Directions: Count every line in the entries that contains "path". Report that count alone.

[Records excerpted from a collection]
++++++++

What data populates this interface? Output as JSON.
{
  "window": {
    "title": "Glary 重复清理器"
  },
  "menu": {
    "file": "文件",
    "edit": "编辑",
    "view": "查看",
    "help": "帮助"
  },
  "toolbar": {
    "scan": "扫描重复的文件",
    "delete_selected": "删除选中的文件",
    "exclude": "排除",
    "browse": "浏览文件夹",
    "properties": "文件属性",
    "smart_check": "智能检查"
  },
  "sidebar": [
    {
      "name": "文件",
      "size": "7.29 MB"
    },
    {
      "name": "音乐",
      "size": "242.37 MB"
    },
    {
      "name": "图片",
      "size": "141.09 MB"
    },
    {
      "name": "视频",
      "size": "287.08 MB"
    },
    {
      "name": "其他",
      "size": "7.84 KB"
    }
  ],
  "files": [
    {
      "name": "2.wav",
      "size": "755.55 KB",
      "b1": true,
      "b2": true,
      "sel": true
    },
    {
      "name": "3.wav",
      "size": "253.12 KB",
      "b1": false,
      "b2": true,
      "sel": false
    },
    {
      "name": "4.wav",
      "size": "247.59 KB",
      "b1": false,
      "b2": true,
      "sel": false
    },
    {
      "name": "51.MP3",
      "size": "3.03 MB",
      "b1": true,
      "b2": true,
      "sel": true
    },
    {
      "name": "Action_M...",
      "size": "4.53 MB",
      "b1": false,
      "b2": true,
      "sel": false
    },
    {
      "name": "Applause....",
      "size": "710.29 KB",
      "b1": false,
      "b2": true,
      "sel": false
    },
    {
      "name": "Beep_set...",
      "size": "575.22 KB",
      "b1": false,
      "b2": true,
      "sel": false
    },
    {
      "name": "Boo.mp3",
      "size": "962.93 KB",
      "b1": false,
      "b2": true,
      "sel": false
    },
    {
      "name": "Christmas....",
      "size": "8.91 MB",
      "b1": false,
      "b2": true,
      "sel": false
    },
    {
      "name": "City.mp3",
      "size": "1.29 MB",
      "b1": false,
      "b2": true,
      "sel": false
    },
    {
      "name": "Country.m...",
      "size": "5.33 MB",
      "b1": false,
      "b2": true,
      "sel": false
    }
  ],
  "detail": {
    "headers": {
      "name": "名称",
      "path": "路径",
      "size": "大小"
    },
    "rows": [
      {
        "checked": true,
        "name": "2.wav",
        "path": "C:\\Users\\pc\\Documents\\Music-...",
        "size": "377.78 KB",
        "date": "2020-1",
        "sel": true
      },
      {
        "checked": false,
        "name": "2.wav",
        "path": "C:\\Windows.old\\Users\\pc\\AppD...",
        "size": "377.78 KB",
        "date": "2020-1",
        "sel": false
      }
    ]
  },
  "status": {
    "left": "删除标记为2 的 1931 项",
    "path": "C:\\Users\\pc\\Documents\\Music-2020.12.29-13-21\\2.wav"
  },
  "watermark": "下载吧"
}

++++++++

Reply: 4